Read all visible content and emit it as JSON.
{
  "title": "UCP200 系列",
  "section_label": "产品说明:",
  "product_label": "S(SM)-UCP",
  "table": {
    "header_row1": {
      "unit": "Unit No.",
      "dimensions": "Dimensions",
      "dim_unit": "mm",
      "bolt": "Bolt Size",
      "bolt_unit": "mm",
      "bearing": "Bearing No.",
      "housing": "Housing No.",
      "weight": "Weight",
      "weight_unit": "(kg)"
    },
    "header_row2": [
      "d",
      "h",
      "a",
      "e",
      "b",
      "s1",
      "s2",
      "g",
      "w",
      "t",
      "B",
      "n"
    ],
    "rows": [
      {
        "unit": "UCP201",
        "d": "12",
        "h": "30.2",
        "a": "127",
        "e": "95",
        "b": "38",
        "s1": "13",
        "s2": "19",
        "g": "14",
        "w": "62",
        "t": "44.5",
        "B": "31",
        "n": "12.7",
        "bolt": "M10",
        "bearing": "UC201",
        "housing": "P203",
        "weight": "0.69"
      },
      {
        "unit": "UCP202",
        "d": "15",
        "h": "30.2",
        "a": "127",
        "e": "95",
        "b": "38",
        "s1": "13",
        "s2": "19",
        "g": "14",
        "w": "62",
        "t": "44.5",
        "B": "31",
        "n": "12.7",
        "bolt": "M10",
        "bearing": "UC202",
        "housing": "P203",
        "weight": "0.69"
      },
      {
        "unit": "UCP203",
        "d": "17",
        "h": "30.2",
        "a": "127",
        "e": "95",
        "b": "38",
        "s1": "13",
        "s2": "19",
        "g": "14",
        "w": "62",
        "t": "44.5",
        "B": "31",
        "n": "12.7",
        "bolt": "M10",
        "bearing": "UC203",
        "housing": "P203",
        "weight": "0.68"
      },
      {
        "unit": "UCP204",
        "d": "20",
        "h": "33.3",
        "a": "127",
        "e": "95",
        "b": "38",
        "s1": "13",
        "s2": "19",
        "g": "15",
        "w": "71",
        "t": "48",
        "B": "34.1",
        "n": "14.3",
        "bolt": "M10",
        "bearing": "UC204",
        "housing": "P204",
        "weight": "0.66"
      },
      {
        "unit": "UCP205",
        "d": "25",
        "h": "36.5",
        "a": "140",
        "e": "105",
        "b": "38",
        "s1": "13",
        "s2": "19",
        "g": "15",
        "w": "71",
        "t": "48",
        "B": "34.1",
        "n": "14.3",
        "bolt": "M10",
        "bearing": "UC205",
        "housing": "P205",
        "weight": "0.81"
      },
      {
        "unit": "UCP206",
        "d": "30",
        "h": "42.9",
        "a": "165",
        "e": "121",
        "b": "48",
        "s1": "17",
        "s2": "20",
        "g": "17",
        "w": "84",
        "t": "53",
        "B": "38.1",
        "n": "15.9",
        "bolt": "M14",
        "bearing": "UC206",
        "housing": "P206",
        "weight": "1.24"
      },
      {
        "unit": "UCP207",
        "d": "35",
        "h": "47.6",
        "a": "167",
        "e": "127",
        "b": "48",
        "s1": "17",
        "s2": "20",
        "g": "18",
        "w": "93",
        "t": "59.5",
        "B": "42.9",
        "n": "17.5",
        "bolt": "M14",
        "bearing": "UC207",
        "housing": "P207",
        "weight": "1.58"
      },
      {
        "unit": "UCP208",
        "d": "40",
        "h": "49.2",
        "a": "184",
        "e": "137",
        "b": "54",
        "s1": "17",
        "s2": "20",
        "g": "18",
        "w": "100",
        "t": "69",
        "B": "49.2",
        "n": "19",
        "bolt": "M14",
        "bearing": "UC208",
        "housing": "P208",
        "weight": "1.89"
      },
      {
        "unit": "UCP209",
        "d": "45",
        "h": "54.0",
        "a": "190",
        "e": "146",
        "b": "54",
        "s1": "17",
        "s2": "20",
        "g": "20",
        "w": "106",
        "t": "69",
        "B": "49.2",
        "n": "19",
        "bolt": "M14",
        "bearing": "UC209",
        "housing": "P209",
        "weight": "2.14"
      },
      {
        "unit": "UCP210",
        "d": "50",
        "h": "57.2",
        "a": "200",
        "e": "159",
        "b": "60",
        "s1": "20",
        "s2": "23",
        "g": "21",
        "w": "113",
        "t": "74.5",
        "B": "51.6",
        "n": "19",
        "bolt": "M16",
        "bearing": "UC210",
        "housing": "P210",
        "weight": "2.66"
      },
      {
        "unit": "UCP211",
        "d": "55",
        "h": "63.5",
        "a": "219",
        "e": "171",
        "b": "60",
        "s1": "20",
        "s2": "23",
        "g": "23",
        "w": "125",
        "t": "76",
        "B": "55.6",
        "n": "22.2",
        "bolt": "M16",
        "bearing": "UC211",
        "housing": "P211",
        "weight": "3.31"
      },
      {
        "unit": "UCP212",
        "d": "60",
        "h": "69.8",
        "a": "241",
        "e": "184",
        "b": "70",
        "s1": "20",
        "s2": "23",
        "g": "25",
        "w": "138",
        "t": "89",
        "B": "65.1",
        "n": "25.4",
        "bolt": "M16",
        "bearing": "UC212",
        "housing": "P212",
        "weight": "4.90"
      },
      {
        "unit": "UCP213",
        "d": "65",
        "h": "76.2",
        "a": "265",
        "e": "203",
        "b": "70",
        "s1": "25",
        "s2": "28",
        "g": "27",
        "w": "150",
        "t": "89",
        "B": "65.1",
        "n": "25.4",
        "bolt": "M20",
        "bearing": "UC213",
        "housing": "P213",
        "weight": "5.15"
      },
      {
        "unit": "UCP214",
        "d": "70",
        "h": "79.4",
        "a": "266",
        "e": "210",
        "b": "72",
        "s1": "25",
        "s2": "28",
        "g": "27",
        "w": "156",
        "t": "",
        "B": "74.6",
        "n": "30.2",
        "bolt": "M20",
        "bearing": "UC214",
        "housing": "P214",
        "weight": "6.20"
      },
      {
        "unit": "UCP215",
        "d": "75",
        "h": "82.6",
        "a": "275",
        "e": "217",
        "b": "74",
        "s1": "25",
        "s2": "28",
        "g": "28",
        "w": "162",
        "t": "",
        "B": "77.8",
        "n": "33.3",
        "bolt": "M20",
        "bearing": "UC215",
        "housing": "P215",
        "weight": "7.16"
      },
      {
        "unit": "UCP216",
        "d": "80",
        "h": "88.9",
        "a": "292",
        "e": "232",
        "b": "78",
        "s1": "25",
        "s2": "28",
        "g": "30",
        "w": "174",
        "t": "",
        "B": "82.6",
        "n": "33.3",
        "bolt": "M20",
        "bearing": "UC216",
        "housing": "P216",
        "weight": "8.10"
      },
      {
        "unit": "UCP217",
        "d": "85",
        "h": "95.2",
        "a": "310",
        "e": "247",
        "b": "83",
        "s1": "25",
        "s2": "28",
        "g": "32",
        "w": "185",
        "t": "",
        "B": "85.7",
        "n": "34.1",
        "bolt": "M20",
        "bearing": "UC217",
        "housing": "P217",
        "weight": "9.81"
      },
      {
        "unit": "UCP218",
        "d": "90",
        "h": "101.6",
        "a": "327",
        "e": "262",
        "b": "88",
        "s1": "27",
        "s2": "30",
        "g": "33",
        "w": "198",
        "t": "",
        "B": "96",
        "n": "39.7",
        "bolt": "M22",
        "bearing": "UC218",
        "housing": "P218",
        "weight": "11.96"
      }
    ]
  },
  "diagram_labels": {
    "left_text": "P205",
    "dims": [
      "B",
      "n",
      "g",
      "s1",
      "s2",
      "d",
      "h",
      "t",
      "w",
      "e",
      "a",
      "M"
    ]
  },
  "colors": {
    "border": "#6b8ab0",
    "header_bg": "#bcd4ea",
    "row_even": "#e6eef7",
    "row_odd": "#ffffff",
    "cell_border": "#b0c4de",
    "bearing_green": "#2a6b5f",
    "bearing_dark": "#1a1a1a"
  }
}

Aim
Send back all of the entries exactly, with nothing missing.

Output of the task
Read all visible content and emit it as JSON.
{
  "title": "UCP200 系列",
  "section_label": "产品说明:",
  "product_label": "S(SM)-UCP",
  "table": {
    "header_row1": {
      "unit": "Unit No.",
      "dimensions": "Dimensions",
      "dim_unit": "mm",
      "bolt": "Bolt Size",
      "bolt_unit": "mm",
      "bearing": "Bearing No.",
      "housing": "Housing No.",
      "weight": "Weight",
      "weight_unit": "(kg)"
    },
    "header_row2": [
      "d",
      "h",
      "a",
      "e",
      "b",
      "s1",
      "s2",
      "g",
      "w",
      "t",
      "B",
      "n"
    ],
    "rows": [
      {
        "unit": "UCP201",
        "d": "12",
        "h": "30.2",
        "a": "127",
        "e": "95",
        "b": "38",
        "s1": "13",
        "s2": "19",
        "g": "14",
        "w": "62",
        "t": "44.5",
        "B": "31",
        "n": "12.7",
        "bolt": "M10",
        "bearing": "UC201",
        "housing": "P203",
        "weight": "0.69"
      },
      {
        "unit": "UCP202",
        "d": "15",
        "h": "30.2",
        "a": "127",
        "e": "95",
        "b": "38",
        "s1": "13",
        "s2": "19",
        "g": "14",
        "w": "62",
        "t": "44.5",
        "B": "31",
        "n": "12.7",
        "bolt": "M10",
        "bearing": "UC202",
        "housing": "P203",
        "weight": "0.69"
      },
      {
        "unit": "UCP203",
        "d": "17",
        "h": "30.2",
        "a": "127",
        "e": "95",
        "b": "38",
        "s1": "13",
        "s2": "19",
        "g": "14",
        "w": "62",
        "t": "44.5",
        "B": "31",
        "n": "12.7",
        "bolt": "M10",
        "bearing": "UC203",
        "housing": "P203",
        "weight": "0.68"
      },
      {
        "unit": "UCP204",
        "d": "20",
        "h": "33.3",
        "a": "127",
        "e": "95",
        "b": "38",
        "s1": "13",
        "s2": "19",
        "g": "15",
        "w": "71",
        "t": "48",
        "B": "34.1",
        "n": "14.3",
        "bolt": "M10",
        "bearing": "UC204",
        "housing": "P204",
        "weight": "0.66"
      },
      {
        "unit": "UCP205",
        "d": "25",
        "h": "36.5",
        "a": "140",
        "e": "105",
        "b": "38",
        "s1": "13",
        "s2": "19",
        "g": "15",
        "w": "71",
        "t": "48",
        "B": "34.1",
        "n": "14.3",
        "bolt": "M10",
        "bearing": "UC205",
        "housing": "P205",
        "weight": "0.81"
      },
      {
        "unit": "UCP206",
        "d": "30",
        "h": "42.9",
        "a": "165",
        "e": "121",
        "b": "48",
        "s1": "17",
        "s2": "20",
        "g": "17",
        "w": "84",
        "t": "53",
        "B": "38.1",
        "n": "15.9",
        "bolt": "M14",
        "bearing": "UC206",
        "housing": "P206",
        "weight": "1.24"
      },
      {
        "unit": "UCP207",
        "d": "35",
        "h": "47.6",
        "a": "167",
        "e": "127",
        "b": "48",
        "s1": "17",
        "s2": "20",
        "g": "18",
        "w": "93",
        "t": "59.5",
        "B": "42.9",
        "n": "17.5",
        "bolt": "M14",
        "bearing": "UC207",
        "housing": "P207",
        "weight": "1.58"
      },
      {
        "unit": "UCP208",
        "d": "40",
        "h": "49.2",
        "a": "184",
        "e": "137",
        "b": "54",
        "s1": "17",
        "s2": "20",
        "g": "18",
        "w": "100",
        "t": "69",
        "B": "49.2",
        "n": "19",
        "bolt": "M14",
        "bearing": "UC208",
        "housing": "P208",
        "weight": "1.89"
      },
      {
        "unit": "UCP209",
        "d": "45",
        "h": "54.0",
        "a": "190",
        "e": "146",
        "b": "54",
        "s1": "17",
        "s2": "20",
        "g": "20",
        "w": "106",
        "t": "69",
        "B": "49.2",
        "n": "19",
        "bolt": "M14",
        "bearing": "UC209",
        "housing": "P209",
        "weight": "2.14"
      },
      {
        "unit": "UCP210",
        "d": "50",
        "h": "57.2",
        "a": "200",
        "e": "159",
        "b": "60",
        "s1": "20",
        "s2": "23",
        "g": "21",
        "w": "113",
        "t": "74.5",
        "B": "51.6",
        "n": "19",
        "bolt": "M16",
        "bearing": "UC210",
        "housing": "P210",
        "weight": "2.66"
      },
      {
        "unit": "UCP211",
        "d": "55",
        "h": "63.5",
        "a": "219",
        "e": "171",
        "b": "60",
        "s1": "20",
        "s2": "23",
        "g": "23",
        "w": "125",
        "t": "76",
        "B": "55.6",
        "n": "22.2",
        "bolt": "M16",
        "bearing": "UC211",
        "housing": "P211",
        "weight": "3.31"
      },
      {
        "unit": "UCP212",
        "d": "60",
        "h": "69.8",
        "a": "241",
        "e": "184",
        "b": "70",
        "s1": "20",
        "s2": "23",
        "g": "25",
        "w": "138",
        "t": "89",
        "B": "65.1",
        "n": "25.4",
        "bolt": "M16",
        "bearing": "UC212",
        "housing": "P212",
        "weight": "4.90"
      },
      {
        "unit": "UCP213",
        "d": "65",
        "h": "76.2",
        "a": "265",
        "e": "203",
        "b": "70",
        "s1": "25",
        "s2": "28",
        "g": "27",
        "w": "150",
        "t": "89",
        "B": "65.1",
        "n": "25.4",
        "bolt": "M20",
        "bearing": "UC213",
        "housing": "P213",
        "weight": "5.15"
      },
      {
        "unit": "UCP214",
        "d": "70",
        "h": "79.4",
        "a": "266",
        "e": "210",
        "b": "72",
        "s1": "25",
        "s2": "28",
        "g": "27",
        "w": "156",
        "t": "",
        "B": "74.6",
        "n": "30.2",
        "bolt": "M20",
        "bearing": "UC214",
        "housing": "P214",
        "weight": "6.20"
      },
      {
        "unit": "UCP215",
        "d": "75",
        "h": "82.6",
        "a": "275",
        "e": "217",
        "b": "74",
        "s1": "25",
        "s2": "28",
        "g": "28",
        "w": "162",
        "t": "",
        "B": "77.8",
        "n": "33.3",
        "bolt": "M20",
        "bearing": "UC215",
        "housing": "P215",
        "weight": "7.16"
      },
      {
        "unit": "UCP216",
        "d": "80",
        "h": "88.9",
        "a": "292",
        "e": "232",
        "b": "78",
        "s1": "25",
        "s2": "28",
        "g": "30",
        "w": "174",
        "t": "",
        "B": "82.6",
        "n": "33.3",
        "bolt": "M20",
        "bearing": "UC216",
        "housing": "P216",
        "weight": "8.10"
      },
      {
        "unit": "UCP217",
        "d": "85",
        "h": "95.2",
        "a": "310",
        "e": "247",
        "b": "83",
        "s1": "25",
        "s2": "28",
        "g": "32",
        "w": "185",
        "t": "",
        "B": "85.7",
        "n": "34.1",
        "bolt": "M20",
        "bearing": "UC217",
        "housing": "P217",
        "weight": "9.81"
      },
      {
        "unit": "UCP218",
        "d": "90",
        "h": "101.6",
        "a": "327",
        "e": "262",
        "b": "88",
        "s1": "27",
        "s2": "30",
        "g": "33",
        "w": "198",
        "t": "",
        "B": "96",
        "n": "39.7",
        "bolt": "M22",
        "bearing": "UC218",
        "housing": "P218",
        "weight": "11.96"
      }
    ]
  },
  "diagram_labels": {
    "left_text": "P205",
    "dims": [
      "B",
      "n",
      "g",
      "s1",
      "s2",
      "d",
      "h",
      "t",
      "w",
      "e",
      "a",
      "M"
    ]
  },
  "colors": {
    "border": "#6b8ab0",
    "header_bg": "#bcd4ea",
    "row_even": "#e6eef7",
    "row_odd": "#ffffff",
    "cell_border": "#b0c4de",
    "bearing_green": "#2a6b5f",
    "bearing_dark": "#1a1a1a"
  }
}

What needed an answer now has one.